##### RECORDED DATA #####

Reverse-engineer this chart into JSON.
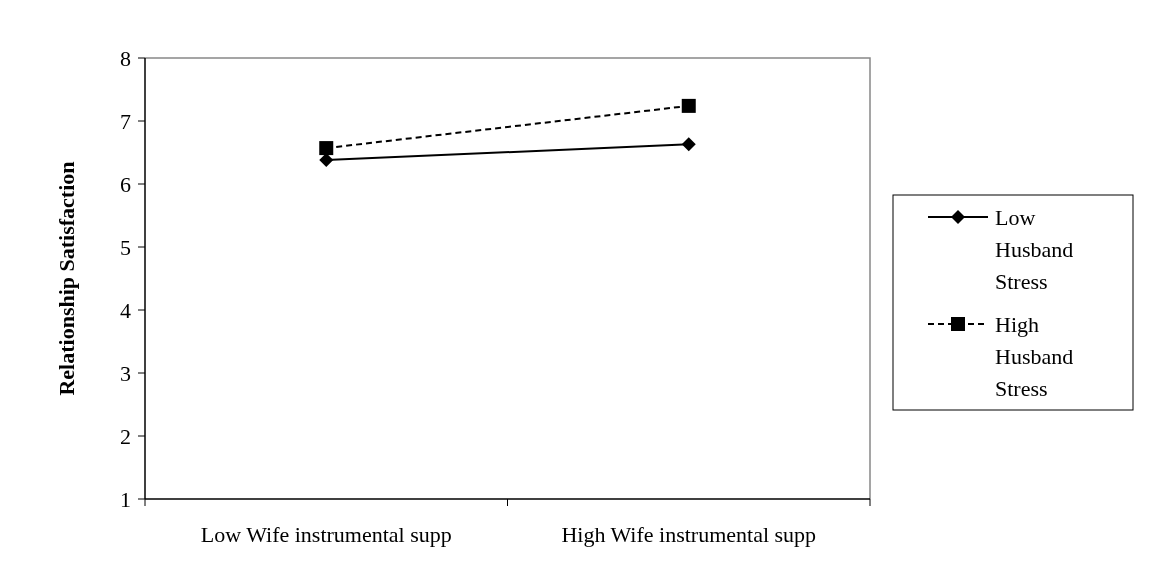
{
  "chart_data": {
    "type": "line",
    "ylabel": "Relationship Satisfaction",
    "categories": [
      "Low Wife instrumental supp",
      "High Wife instrumental supp"
    ],
    "series": [
      {
        "name": "Low Husband Stress",
        "color": "#000000",
        "values": [
          6.38,
          6.63
        ],
        "marker": "diamond",
        "line_style": "solid"
      },
      {
        "name": "High Husband Stress",
        "color": "#000000",
        "values": [
          6.57,
          7.24
        ],
        "marker": "square",
        "line_style": "dashed"
      }
    ],
    "ylim": [
      1,
      8
    ],
    "yticks": [
      1,
      2,
      3,
      4,
      5,
      6,
      7,
      8
    ],
    "grid": false,
    "legend": "right"
  }
}
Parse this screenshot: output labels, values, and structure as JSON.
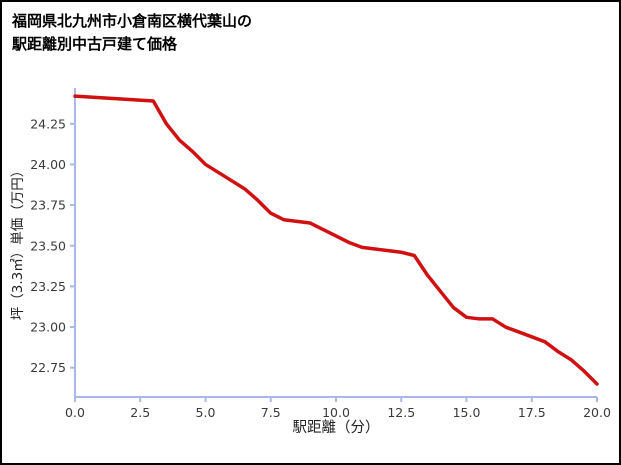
{
  "title": {
    "line1": "福岡県北九州市小倉南区横代葉山の",
    "line2": "駅距離別中古戸建て価格"
  },
  "chart_data": {
    "type": "line",
    "title": "福岡県北九州市小倉南区横代葉山の駅距離別中古戸建て価格",
    "xlabel": "駅距離（分）",
    "ylabel": "坪（3.3㎡）単価（万円）",
    "x": [
      0,
      1,
      2,
      3,
      3.5,
      4,
      4.5,
      5,
      5.5,
      6,
      6.5,
      7,
      7.5,
      8,
      8.5,
      9,
      9.5,
      10,
      10.5,
      11,
      11.5,
      12,
      12.5,
      13,
      13.5,
      14,
      14.5,
      15,
      15.5,
      16,
      16.5,
      17,
      17.5,
      18,
      18.5,
      19,
      19.5,
      20
    ],
    "values": [
      24.42,
      24.41,
      24.4,
      24.39,
      24.25,
      24.15,
      24.08,
      24.0,
      23.95,
      23.9,
      23.85,
      23.78,
      23.7,
      23.66,
      23.65,
      23.64,
      23.6,
      23.56,
      23.52,
      23.49,
      23.48,
      23.47,
      23.46,
      23.44,
      23.32,
      23.22,
      23.12,
      23.06,
      23.05,
      23.05,
      23.0,
      22.97,
      22.94,
      22.91,
      22.85,
      22.8,
      22.73,
      22.65
    ],
    "xlim": [
      0,
      20
    ],
    "ylim": [
      22.57,
      24.47
    ],
    "xticks": [
      0,
      2.5,
      5,
      7.5,
      10,
      12.5,
      15,
      17.5,
      20
    ],
    "xtick_labels": [
      "0.0",
      "2.5",
      "5.0",
      "7.5",
      "10.0",
      "12.5",
      "15.0",
      "17.5",
      "20.0"
    ],
    "yticks": [
      22.75,
      23.0,
      23.25,
      23.5,
      23.75,
      24.0,
      24.25
    ],
    "ytick_labels": [
      "22.75",
      "23.00",
      "23.25",
      "23.50",
      "23.75",
      "24.00",
      "24.25"
    ],
    "line_color": "#d01111",
    "axis_color": "#a9b8ea",
    "tick_label_color": "#3a3a3a",
    "grid": false
  }
}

#####

:: THE REQUEST ::
The pictures should not appear in the copy; every other part of the records above must be returned exactly.

:: TASK ANSWER ::
Reverse-engineer this chart into JSON.
{
  "chart_data": {
    "type": "line",
    "ylabel": "Relationship Satisfaction",
    "categories": [
      "Low Wife instrumental supp",
      "High Wife instrumental supp"
    ],
    "series": [
      {
        "name": "Low Husband Stress",
        "color": "#000000",
        "values": [
          6.38,
          6.63
        ],
        "marker": "diamond",
        "line_style": "solid"
      },
      {
        "name": "High Husband Stress",
        "color": "#000000",
        "values": [
          6.57,
          7.24
        ],
        "marker": "square",
        "line_style": "dashed"
      }
    ],
    "ylim": [
      1,
      8
    ],
    "yticks": [
      1,
      2,
      3,
      4,
      5,
      6,
      7,
      8
    ],
    "grid": false,
    "legend": "right"
  }
}
Parse this screenshot: output labels, values, and structure as JSON.
{
  "title": {
    "line1": "福岡県北九州市小倉南区横代葉山の",
    "line2": "駅距離別中古戸建て価格"
  },
  "chart_data": {
    "type": "line",
    "title": "福岡県北九州市小倉南区横代葉山の駅距離別中古戸建て価格",
    "xlabel": "駅距離（分）",
    "ylabel": "坪（3.3㎡）単価（万円）",
    "x": [
      0,
      1,
      2,
      3,
      3.5,
      4,
      4.5,
      5,
      5.5,
      6,
      6.5,
      7,
      7.5,
      8,
      8.5,
      9,
      9.5,
      10,
      10.5,
      11,
      11.5,
      12,
      12.5,
      13,
      13.5,
      14,
      14.5,
      15,
      15.5,
      16,
      16.5,
      17,
      17.5,
      18,
      18.5,
      19,
      19.5,
      20
    ],
    "values": [
      24.42,
      24.41,
      24.4,
      24.39,
      24.25,
      24.15,
      24.08,
      24.0,
      23.95,
      23.9,
      23.85,
      23.78,
      23.7,
      23.66,
      23.65,
      23.64,
      23.6,
      23.56,
      23.52,
      23.49,
      23.48,
      23.47,
      23.46,
      23.44,
      23.32,
      23.22,
      23.12,
      23.06,
      23.05,
      23.05,
      23.0,
      22.97,
      22.94,
      22.91,
      22.85,
      22.8,
      22.73,
      22.65
    ],
    "xlim": [
      0,
      20
    ],
    "ylim": [
      22.57,
      24.47
    ],
    "xticks": [
      0,
      2.5,
      5,
      7.5,
      10,
      12.5,
      15,
      17.5,
      20
    ],
    "xtick_labels": [
      "0.0",
      "2.5",
      "5.0",
      "7.5",
      "10.0",
      "12.5",
      "15.0",
      "17.5",
      "20.0"
    ],
    "yticks": [
      22.75,
      23.0,
      23.25,
      23.5,
      23.75,
      24.0,
      24.25
    ],
    "ytick_labels": [
      "22.75",
      "23.00",
      "23.25",
      "23.50",
      "23.75",
      "24.00",
      "24.25"
    ],
    "line_color": "#d01111",
    "axis_color": "#a9b8ea",
    "tick_label_color": "#3a3a3a",
    "grid": false
  }
}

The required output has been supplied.